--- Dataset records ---
---

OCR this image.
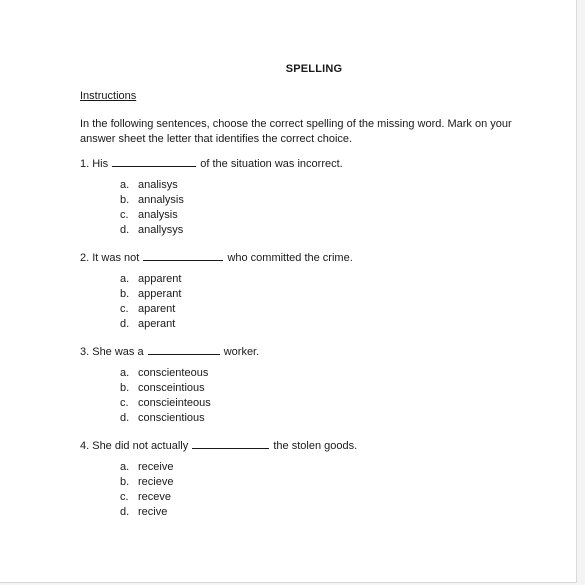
SPELLING
Instructions
In the following sentences, choose the correct spelling of the missing word. Mark on your answer sheet the letter that identifies the correct choice.
1. His	of the situation was incorrect.
a. analisys
b. annalysis
c. analysis
d. anallysys
2. It was not	who committed the crime.
a. apparent
b. apperant
c. aparent
d. aperant
3. She was a	worker.
a. conscienteous
b. consceintious
c. conscieinteous
d. conscientious
4. She did not actually	the stolen goods.
a. receive
b. recieve
c. receve
d. recive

---

--- YOUR TASK ---
Without the pictures, return the entries exactly as they appear.

--- TASK OUTPUT ---
OCR this image.
SPELLING
Instructions
In the following sentences, choose the correct spelling of the missing word. Mark on your answer sheet the letter that identifies the correct choice.
1. His	of the situation was incorrect.
a. analisys
b. annalysis
c. analysis
d. anallysys
2. It was not	who committed the crime.
a. apparent
b. apperant
c. aparent
d. aperant
3. She was a	worker.
a. conscienteous
b. consceintious
c. conscieinteous
d. conscientious
4. She did not actually	the stolen goods.
a. receive
b. recieve
c. receve
d. recive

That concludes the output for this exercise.